> [WHAT YOU WILL DO]:
Repeat all of the material below exactly as written, images excluded.

> [ROWS]:
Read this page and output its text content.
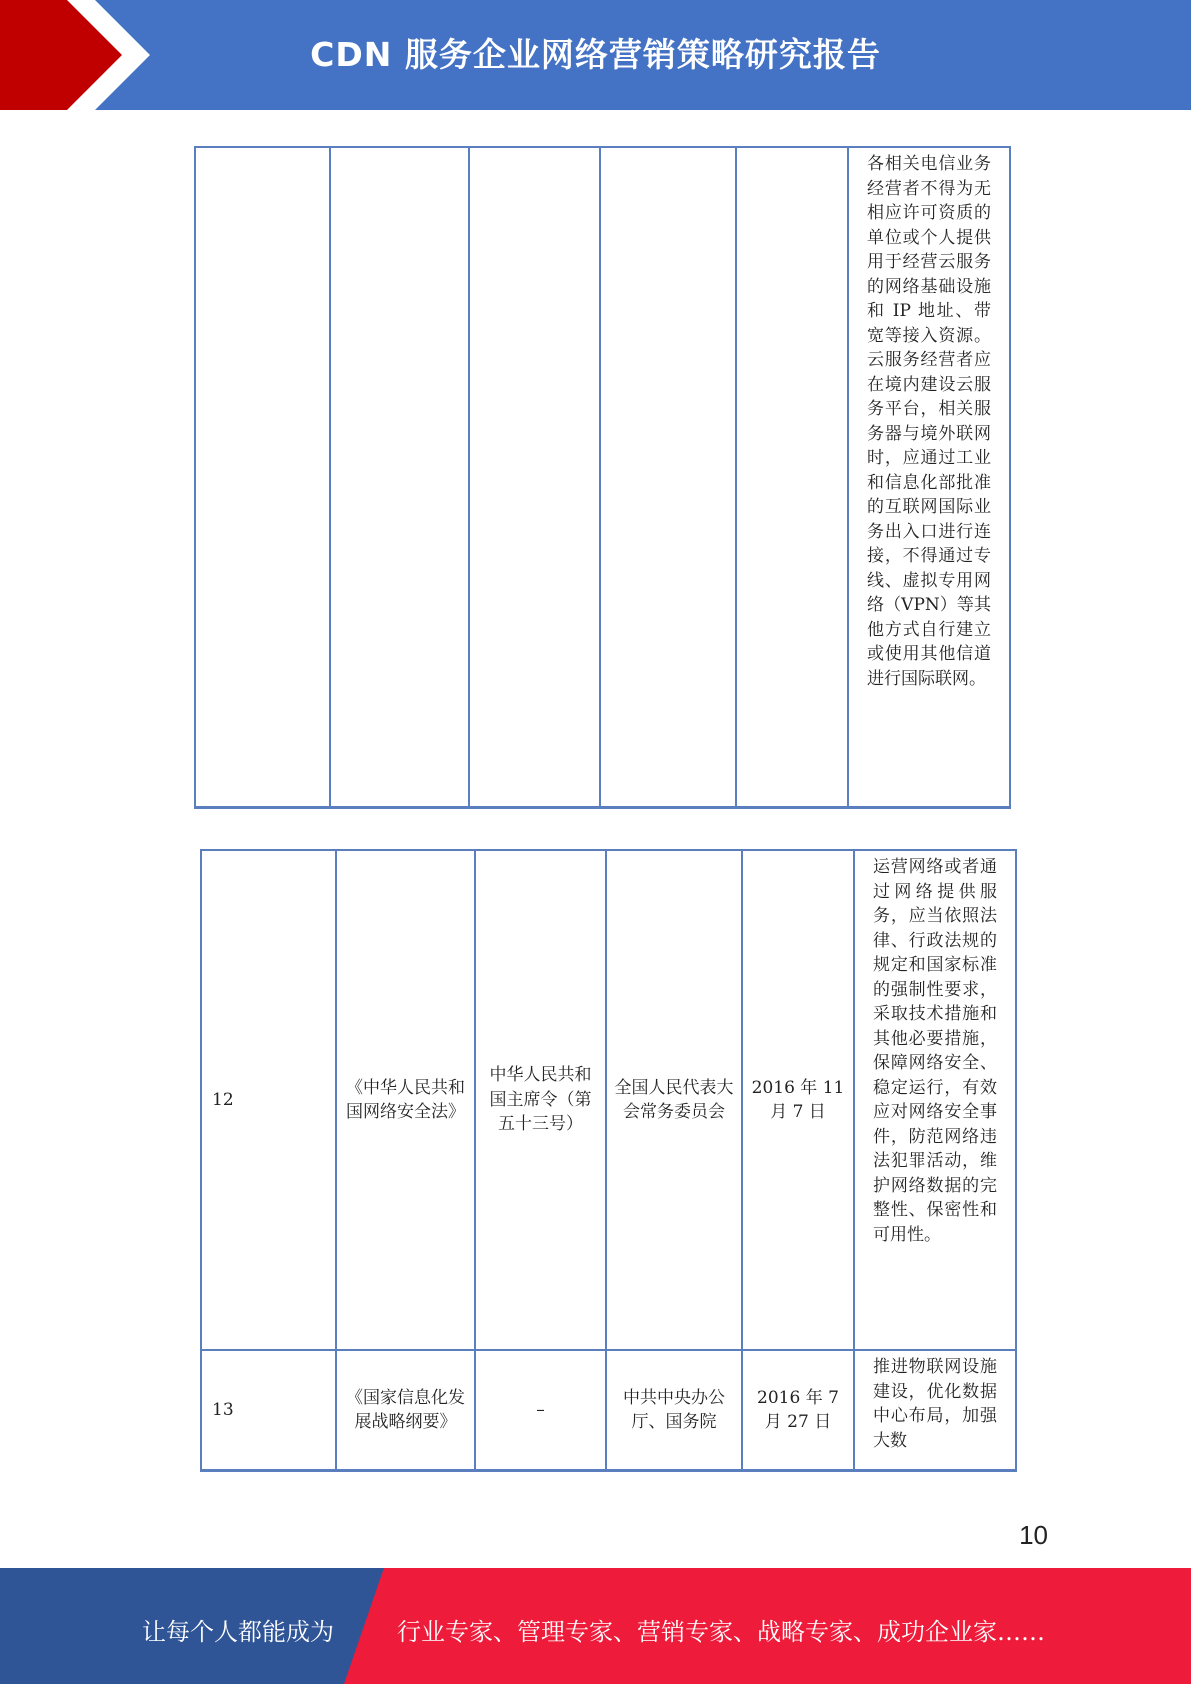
CDN 服务企业网络营销策略研究报告
					各相关电信业务经营者不得为无相应许可资质的单位或个人提供用于经营云服务的网络基础设施和 IP 地址、带宽等接入资源。云服务经营者应在境内建设云服务平台，相关服务器与境外联网时，应通过工业和信息化部批准的互联网国际业务出入口进行连接，不得通过专线、虚拟专用网络（VPN）等其他方式自行建立或使用其他信道进行国际联网。
12	《中华人民共和国网络安全法》	中华人民共和国主席令（第五十三号）	全国人民代表大会常务委员会	2016 年 11 月 7 日	运营网络或者通过网络提供服务，应当依照法律、行政法规的规定和国家标准的强制性要求，采取技术措施和其他必要措施，保障网络安全、稳定运行，有效应对网络安全事件，防范网络违法犯罪活动，维护网络数据的完整性、保密性和可用性。
13	《国家信息化发展战略纲要》	–	中共中央办公厅、国务院	2016 年 7 月 27 日	推进物联网设施建设，优化数据中心布局，加强大数
10
让每个人都能成为	行业专家、管理专家、营销专家、战略专家、成功企业家……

> [SOLUTION]:
Read this page and output its text content.
CDN 服务企业网络营销策略研究报告
					各相关电信业务经营者不得为无相应许可资质的单位或个人提供用于经营云服务的网络基础设施和 IP 地址、带宽等接入资源。云服务经营者应在境内建设云服务平台，相关服务器与境外联网时，应通过工业和信息化部批准的互联网国际业务出入口进行连接，不得通过专线、虚拟专用网络（VPN）等其他方式自行建立或使用其他信道进行国际联网。
12	《中华人民共和国网络安全法》	中华人民共和国主席令（第五十三号）	全国人民代表大会常务委员会	2016 年 11 月 7 日	运营网络或者通过网络提供服务，应当依照法律、行政法规的规定和国家标准的强制性要求，采取技术措施和其他必要措施，保障网络安全、稳定运行，有效应对网络安全事件，防范网络违法犯罪活动，维护网络数据的完整性、保密性和可用性。
13	《国家信息化发展战略纲要》	–	中共中央办公厅、国务院	2016 年 7 月 27 日	推进物联网设施建设，优化数据中心布局，加强大数
10
让每个人都能成为	行业专家、管理专家、营销专家、战略专家、成功企业家……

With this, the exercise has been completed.